§ **Rows**:
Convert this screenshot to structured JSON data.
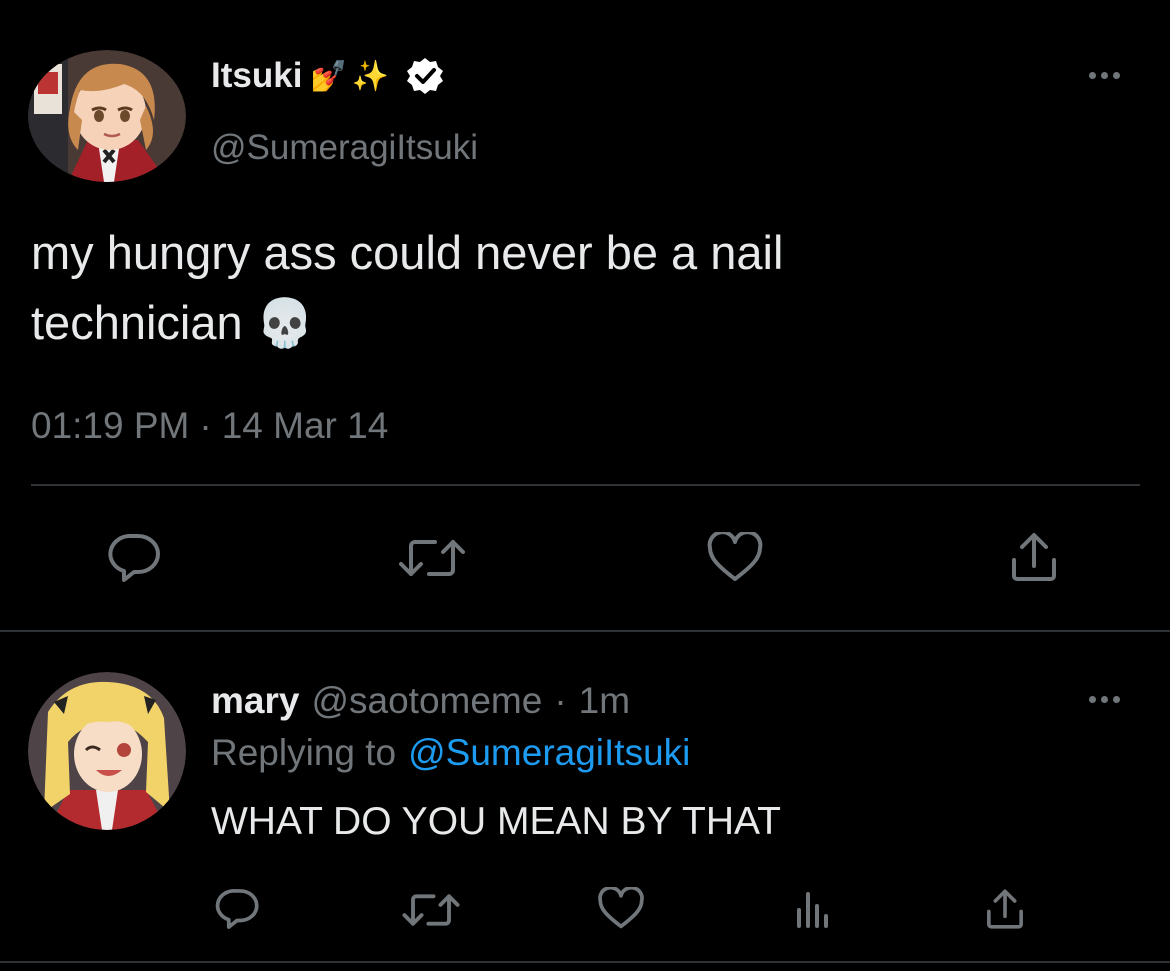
{
  "tweet": {
    "author_name": "Itsuki",
    "author_emoji": "💅✨",
    "author_handle": "@SumeragiItsuki",
    "text_line1": "my hungry ass could never be a nail",
    "text_line2": "technician 💀",
    "time": "01:19 PM",
    "separator": "·",
    "date": "14 Mar 14"
  },
  "reply": {
    "author_name": "mary",
    "author_handle": "@saotomeme",
    "separator": "·",
    "age": "1m",
    "replying_prefix": "Replying to",
    "replying_handle": "@SumeragiItsuki",
    "text": "WHAT DO YOU MEAN BY THAT"
  },
  "icons": {
    "verified": "verified-badge-icon",
    "reply": "reply-bubble-icon",
    "retweet": "retweet-icon",
    "like": "heart-icon",
    "share": "share-upload-icon",
    "views": "analytics-bars-icon",
    "more": "more-dots-icon"
  },
  "colors": {
    "background": "#000000",
    "text": "#e7e9ea",
    "muted": "#71767b",
    "link": "#1d9bf0",
    "divider": "#2f3336"
  }
}
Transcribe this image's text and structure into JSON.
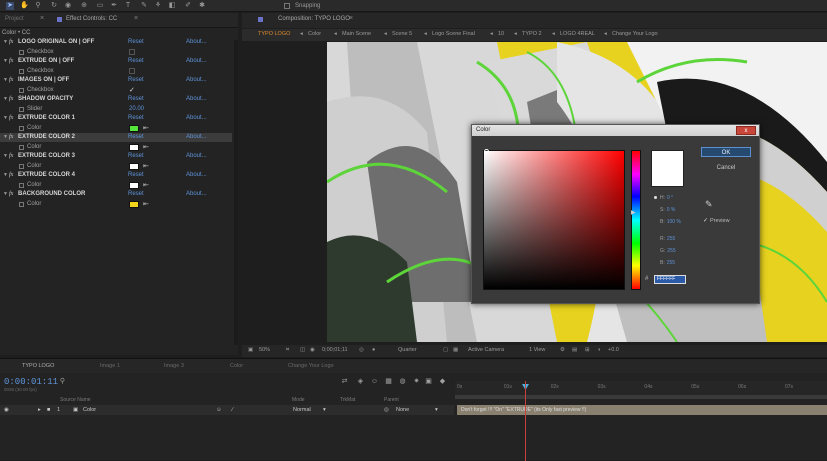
{
  "toolbar": {
    "snapping_label": "Snapping"
  },
  "project_panel": {
    "tabs": [
      {
        "label": "Project"
      },
      {
        "label": "Effect Controls: CC"
      }
    ],
    "header": "Color • CC",
    "effects": [
      {
        "name": "LOGO ORIGINAL  ON | OFF",
        "reset": "Reset",
        "about": "About...",
        "sub": {
          "label": "Checkbox",
          "type": "checkbox",
          "checked": false
        }
      },
      {
        "name": "EXTRUDE  ON | OFF",
        "reset": "Reset",
        "about": "About...",
        "sub": {
          "label": "Checkbox",
          "type": "checkbox",
          "checked": false
        }
      },
      {
        "name": "IMAGES  ON | OFF",
        "reset": "Reset",
        "about": "About...",
        "sub": {
          "label": "Checkbox",
          "type": "checkbox",
          "checked": true
        }
      },
      {
        "name": "SHADOW OPACITY",
        "reset": "Reset",
        "about": "About...",
        "sub": {
          "label": "Slider",
          "type": "slider",
          "value": "20.00"
        }
      },
      {
        "name": "EXTRUDE COLOR 1",
        "reset": "Reset",
        "about": "About...",
        "sub": {
          "label": "Color",
          "type": "color",
          "color": "#55e63c"
        }
      },
      {
        "name": "EXTRUDE COLOR 2",
        "reset": "Reset",
        "about": "About...",
        "highlight": true,
        "sub": {
          "label": "Color",
          "type": "color",
          "color": "#ffffff"
        }
      },
      {
        "name": "EXTRUDE COLOR 3",
        "reset": "Reset",
        "about": "About...",
        "sub": {
          "label": "Color",
          "type": "color",
          "color": "#ffffff"
        }
      },
      {
        "name": "EXTRUDE COLOR 4",
        "reset": "Reset",
        "about": "About...",
        "sub": {
          "label": "Color",
          "type": "color",
          "color": "#ffffff"
        }
      },
      {
        "name": "BACKGROUND COLOR",
        "reset": "Reset",
        "about": "About...",
        "sub": {
          "label": "Color",
          "type": "color",
          "color": "#f2d41a"
        }
      }
    ]
  },
  "composition": {
    "tab_label": "Composition: TYPO LOGO",
    "breadcrumbs": [
      "TYPO LOGO",
      "Color",
      "Main Scene",
      "Scene 5",
      "Logo Scene Final",
      "10",
      "TYPO 2",
      "LOGO 4REAL",
      "Change Your Logo"
    ],
    "status": {
      "zoom": "50%",
      "time": "0;00;01;11",
      "resolution": "Quarter",
      "camera": "Active Camera",
      "view": "1 View",
      "exposure": "+0.0"
    }
  },
  "color_dialog": {
    "title": "Color",
    "close_label": "x",
    "ok_label": "OK",
    "cancel_label": "Cancel",
    "preview_label": "Preview",
    "preview_checked": "✓",
    "hex_hash": "#",
    "hex_value": "FFFFFF",
    "channels": [
      {
        "label": "H:",
        "value": "0 °",
        "selected": true
      },
      {
        "label": "S:",
        "value": "0 %"
      },
      {
        "label": "B:",
        "value": "100 %"
      },
      {
        "label": "R:",
        "value": "255"
      },
      {
        "label": "G:",
        "value": "255"
      },
      {
        "label": "B:",
        "value": "255"
      }
    ],
    "current_color": "#ffffff"
  },
  "timeline": {
    "tabs": [
      {
        "label": "TYPO LOGO"
      },
      {
        "label": "Image 1"
      },
      {
        "label": "Image 3"
      },
      {
        "label": "Color"
      },
      {
        "label": "Change Your Logo"
      }
    ],
    "timecode": "0:00:01:11",
    "frames": "0035 (30.00 fps)",
    "columns": {
      "source": "Source Name",
      "mode": "Mode",
      "trkmat": "TrkMat",
      "parent": "Parent"
    },
    "layer": {
      "index": "1",
      "name": "Color",
      "mode": "Normal",
      "parent": "None"
    },
    "ruler_ticks": [
      "0s",
      "01s",
      "02s",
      "03s",
      "04s",
      "05s",
      "06s",
      "07s"
    ],
    "layer_bar_text": "Don't forget !!! \"On\" \"EXTRUDE\" (its Only fast preview !!)"
  }
}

§ **What this task involves**: Exclude the images, then output the data above word for word.

§ **Task result**:
Convert this screenshot to structured JSON data.
{
  "tweet": {
    "author_name": "Itsuki",
    "author_emoji": "💅✨",
    "author_handle": "@SumeragiItsuki",
    "text_line1": "my hungry ass could never be a nail",
    "text_line2": "technician 💀",
    "time": "01:19 PM",
    "separator": "·",
    "date": "14 Mar 14"
  },
  "reply": {
    "author_name": "mary",
    "author_handle": "@saotomeme",
    "separator": "·",
    "age": "1m",
    "replying_prefix": "Replying to",
    "replying_handle": "@SumeragiItsuki",
    "text": "WHAT DO YOU MEAN BY THAT"
  },
  "icons": {
    "verified": "verified-badge-icon",
    "reply": "reply-bubble-icon",
    "retweet": "retweet-icon",
    "like": "heart-icon",
    "share": "share-upload-icon",
    "views": "analytics-bars-icon",
    "more": "more-dots-icon"
  },
  "colors": {
    "background": "#000000",
    "text": "#e7e9ea",
    "muted": "#71767b",
    "link": "#1d9bf0",
    "divider": "#2f3336"
  }
}
Transcribe this image's text and structure into JSON.
{
  "toolbar": {
    "snapping_label": "Snapping"
  },
  "project_panel": {
    "tabs": [
      {
        "label": "Project"
      },
      {
        "label": "Effect Controls: CC"
      }
    ],
    "header": "Color • CC",
    "effects": [
      {
        "name": "LOGO ORIGINAL  ON | OFF",
        "reset": "Reset",
        "about": "About...",
        "sub": {
          "label": "Checkbox",
          "type": "checkbox",
          "checked": false
        }
      },
      {
        "name": "EXTRUDE  ON | OFF",
        "reset": "Reset",
        "about": "About...",
        "sub": {
          "label": "Checkbox",
          "type": "checkbox",
          "checked": false
        }
      },
      {
        "name": "IMAGES  ON | OFF",
        "reset": "Reset",
        "about": "About...",
        "sub": {
          "label": "Checkbox",
          "type": "checkbox",
          "checked": true
        }
      },
      {
        "name": "SHADOW OPACITY",
        "reset": "Reset",
        "about": "About...",
        "sub": {
          "label": "Slider",
          "type": "slider",
          "value": "20.00"
        }
      },
      {
        "name": "EXTRUDE COLOR 1",
        "reset": "Reset",
        "about": "About...",
        "sub": {
          "label": "Color",
          "type": "color",
          "color": "#55e63c"
        }
      },
      {
        "name": "EXTRUDE COLOR 2",
        "reset": "Reset",
        "about": "About...",
        "highlight": true,
        "sub": {
          "label": "Color",
          "type": "color",
          "color": "#ffffff"
        }
      },
      {
        "name": "EXTRUDE COLOR 3",
        "reset": "Reset",
        "about": "About...",
        "sub": {
          "label": "Color",
          "type": "color",
          "color": "#ffffff"
        }
      },
      {
        "name": "EXTRUDE COLOR 4",
        "reset": "Reset",
        "about": "About...",
        "sub": {
          "label": "Color",
          "type": "color",
          "color": "#ffffff"
        }
      },
      {
        "name": "BACKGROUND COLOR",
        "reset": "Reset",
        "about": "About...",
        "sub": {
          "label": "Color",
          "type": "color",
          "color": "#f2d41a"
        }
      }
    ]
  },
  "composition": {
    "tab_label": "Composition: TYPO LOGO",
    "breadcrumbs": [
      "TYPO LOGO",
      "Color",
      "Main Scene",
      "Scene 5",
      "Logo Scene Final",
      "10",
      "TYPO 2",
      "LOGO 4REAL",
      "Change Your Logo"
    ],
    "status": {
      "zoom": "50%",
      "time": "0;00;01;11",
      "resolution": "Quarter",
      "camera": "Active Camera",
      "view": "1 View",
      "exposure": "+0.0"
    }
  },
  "color_dialog": {
    "title": "Color",
    "close_label": "x",
    "ok_label": "OK",
    "cancel_label": "Cancel",
    "preview_label": "Preview",
    "preview_checked": "✓",
    "hex_hash": "#",
    "hex_value": "FFFFFF",
    "channels": [
      {
        "label": "H:",
        "value": "0 °",
        "selected": true
      },
      {
        "label": "S:",
        "value": "0 %"
      },
      {
        "label": "B:",
        "value": "100 %"
      },
      {
        "label": "R:",
        "value": "255"
      },
      {
        "label": "G:",
        "value": "255"
      },
      {
        "label": "B:",
        "value": "255"
      }
    ],
    "current_color": "#ffffff"
  },
  "timeline": {
    "tabs": [
      {
        "label": "TYPO LOGO"
      },
      {
        "label": "Image 1"
      },
      {
        "label": "Image 3"
      },
      {
        "label": "Color"
      },
      {
        "label": "Change Your Logo"
      }
    ],
    "timecode": "0:00:01:11",
    "frames": "0035 (30.00 fps)",
    "columns": {
      "source": "Source Name",
      "mode": "Mode",
      "trkmat": "TrkMat",
      "parent": "Parent"
    },
    "layer": {
      "index": "1",
      "name": "Color",
      "mode": "Normal",
      "parent": "None"
    },
    "ruler_ticks": [
      "0s",
      "01s",
      "02s",
      "03s",
      "04s",
      "05s",
      "06s",
      "07s"
    ],
    "layer_bar_text": "Don't forget !!! \"On\" \"EXTRUDE\" (its Only fast preview !!)"
  }
}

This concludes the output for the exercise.